* **Exercise prompt**: Each entry that follows is to be retyped exactly. Pictures do not belong in the copy.

* **Data**:

-.-.-

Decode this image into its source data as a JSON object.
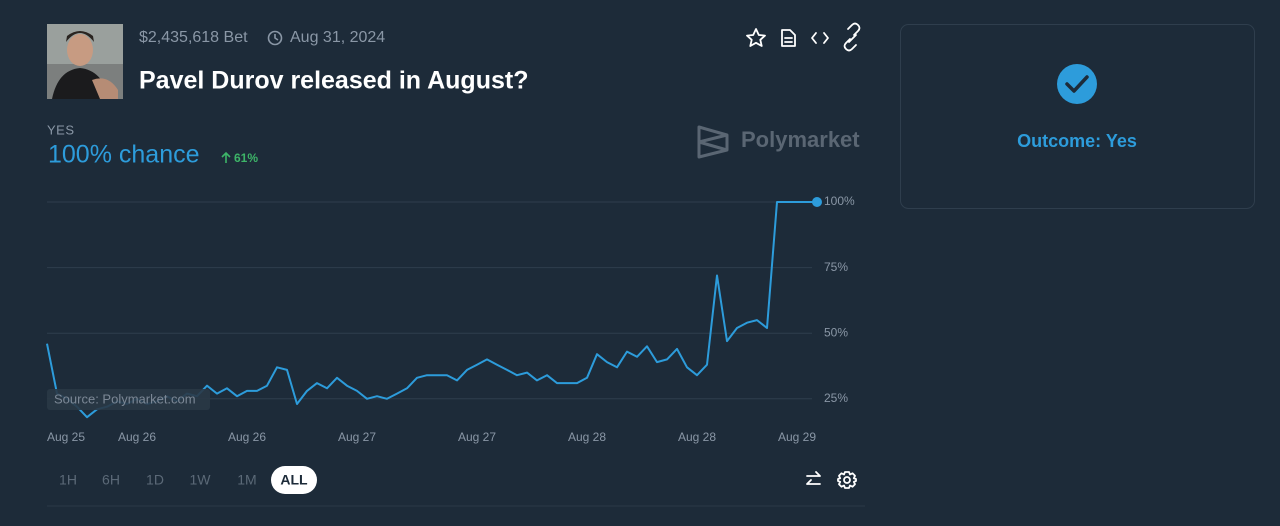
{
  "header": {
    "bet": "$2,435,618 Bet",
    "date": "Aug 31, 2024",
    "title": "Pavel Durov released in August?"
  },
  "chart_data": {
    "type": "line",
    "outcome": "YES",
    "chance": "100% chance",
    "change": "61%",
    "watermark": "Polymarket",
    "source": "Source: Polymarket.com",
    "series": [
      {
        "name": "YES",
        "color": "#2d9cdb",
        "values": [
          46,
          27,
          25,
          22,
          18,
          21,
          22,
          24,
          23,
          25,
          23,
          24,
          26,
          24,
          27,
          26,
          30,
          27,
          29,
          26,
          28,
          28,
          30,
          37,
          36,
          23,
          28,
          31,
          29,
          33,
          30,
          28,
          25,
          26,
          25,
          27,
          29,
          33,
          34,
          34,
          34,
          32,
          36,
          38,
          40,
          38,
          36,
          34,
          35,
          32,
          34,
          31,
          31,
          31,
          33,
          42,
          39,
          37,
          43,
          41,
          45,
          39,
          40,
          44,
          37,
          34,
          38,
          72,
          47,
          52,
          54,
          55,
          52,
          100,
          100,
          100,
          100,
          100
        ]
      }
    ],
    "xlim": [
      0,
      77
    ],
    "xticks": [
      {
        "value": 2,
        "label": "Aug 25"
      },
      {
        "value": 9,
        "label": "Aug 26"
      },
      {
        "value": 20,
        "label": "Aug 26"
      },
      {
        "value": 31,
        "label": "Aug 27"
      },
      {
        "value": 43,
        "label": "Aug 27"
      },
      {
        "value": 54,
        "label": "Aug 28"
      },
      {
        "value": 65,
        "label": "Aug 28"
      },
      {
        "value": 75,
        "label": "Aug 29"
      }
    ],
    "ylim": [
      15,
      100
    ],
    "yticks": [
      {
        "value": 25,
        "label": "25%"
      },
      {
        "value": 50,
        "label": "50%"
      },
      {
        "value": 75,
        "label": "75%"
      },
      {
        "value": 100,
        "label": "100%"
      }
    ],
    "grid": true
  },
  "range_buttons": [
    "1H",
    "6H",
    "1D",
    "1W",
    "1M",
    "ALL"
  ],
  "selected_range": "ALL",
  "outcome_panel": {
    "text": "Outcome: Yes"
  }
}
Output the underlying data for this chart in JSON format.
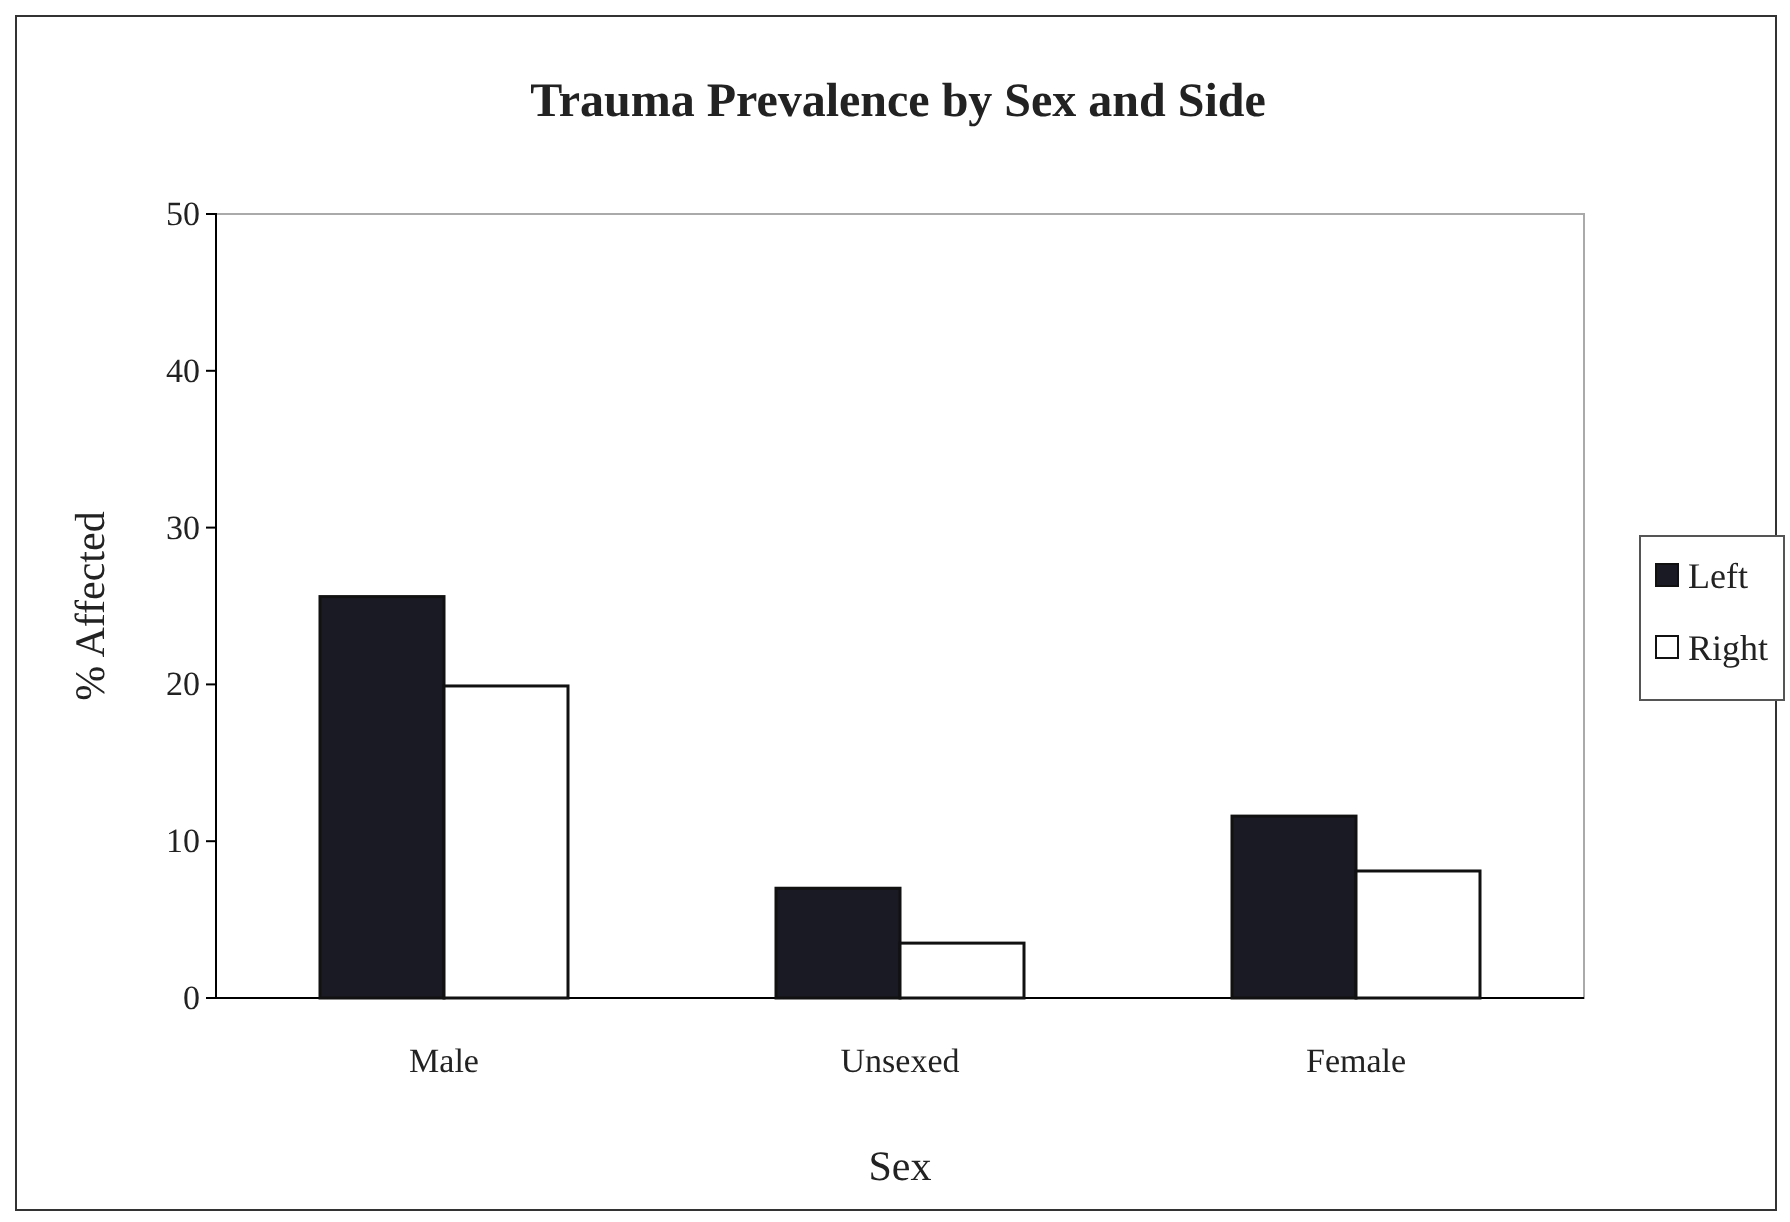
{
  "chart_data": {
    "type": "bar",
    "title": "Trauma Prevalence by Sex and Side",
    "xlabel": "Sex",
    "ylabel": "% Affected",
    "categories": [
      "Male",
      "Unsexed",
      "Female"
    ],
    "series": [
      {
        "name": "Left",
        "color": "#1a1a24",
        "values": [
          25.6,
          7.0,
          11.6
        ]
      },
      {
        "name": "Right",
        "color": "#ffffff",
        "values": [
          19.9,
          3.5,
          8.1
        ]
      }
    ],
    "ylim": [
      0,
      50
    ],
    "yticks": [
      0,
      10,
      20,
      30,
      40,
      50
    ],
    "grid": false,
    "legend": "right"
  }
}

-.-.-

* **Complete output**:
Decode this image into its source data as a JSON object.
{
  "header": {
    "bet": "$2,435,618 Bet",
    "date": "Aug 31, 2024",
    "title": "Pavel Durov released in August?"
  },
  "chart_data": {
    "type": "line",
    "outcome": "YES",
    "chance": "100% chance",
    "change": "61%",
    "watermark": "Polymarket",
    "source": "Source: Polymarket.com",
    "series": [
      {
        "name": "YES",
        "color": "#2d9cdb",
        "values": [
          46,
          27,
          25,
          22,
          18,
          21,
          22,
          24,
          23,
          25,
          23,
          24,
          26,
          24,
          27,
          26,
          30,
          27,
          29,
          26,
          28,
          28,
          30,
          37,
          36,
          23,
          28,
          31,
          29,
          33,
          30,
          28,
          25,
          26,
          25,
          27,
          29,
          33,
          34,
          34,
          34,
          32,
          36,
          38,
          40,
          38,
          36,
          34,
          35,
          32,
          34,
          31,
          31,
          31,
          33,
          42,
          39,
          37,
          43,
          41,
          45,
          39,
          40,
          44,
          37,
          34,
          38,
          72,
          47,
          52,
          54,
          55,
          52,
          100,
          100,
          100,
          100,
          100
        ]
      }
    ],
    "xlim": [
      0,
      77
    ],
    "xticks": [
      {
        "value": 2,
        "label": "Aug 25"
      },
      {
        "value": 9,
        "label": "Aug 26"
      },
      {
        "value": 20,
        "label": "Aug 26"
      },
      {
        "value": 31,
        "label": "Aug 27"
      },
      {
        "value": 43,
        "label": "Aug 27"
      },
      {
        "value": 54,
        "label": "Aug 28"
      },
      {
        "value": 65,
        "label": "Aug 28"
      },
      {
        "value": 75,
        "label": "Aug 29"
      }
    ],
    "ylim": [
      15,
      100
    ],
    "yticks": [
      {
        "value": 25,
        "label": "25%"
      },
      {
        "value": 50,
        "label": "50%"
      },
      {
        "value": 75,
        "label": "75%"
      },
      {
        "value": 100,
        "label": "100%"
      }
    ],
    "grid": true
  },
  "range_buttons": [
    "1H",
    "6H",
    "1D",
    "1W",
    "1M",
    "ALL"
  ],
  "selected_range": "ALL",
  "outcome_panel": {
    "text": "Outcome: Yes"
  }
}
Output the underlying data for this chart in JSON format.
{
  "chart_data": {
    "type": "bar",
    "title": "Trauma Prevalence by Sex and Side",
    "xlabel": "Sex",
    "ylabel": "% Affected",
    "categories": [
      "Male",
      "Unsexed",
      "Female"
    ],
    "series": [
      {
        "name": "Left",
        "color": "#1a1a24",
        "values": [
          25.6,
          7.0,
          11.6
        ]
      },
      {
        "name": "Right",
        "color": "#ffffff",
        "values": [
          19.9,
          3.5,
          8.1
        ]
      }
    ],
    "ylim": [
      0,
      50
    ],
    "yticks": [
      0,
      10,
      20,
      30,
      40,
      50
    ],
    "grid": false,
    "legend": "right"
  }
}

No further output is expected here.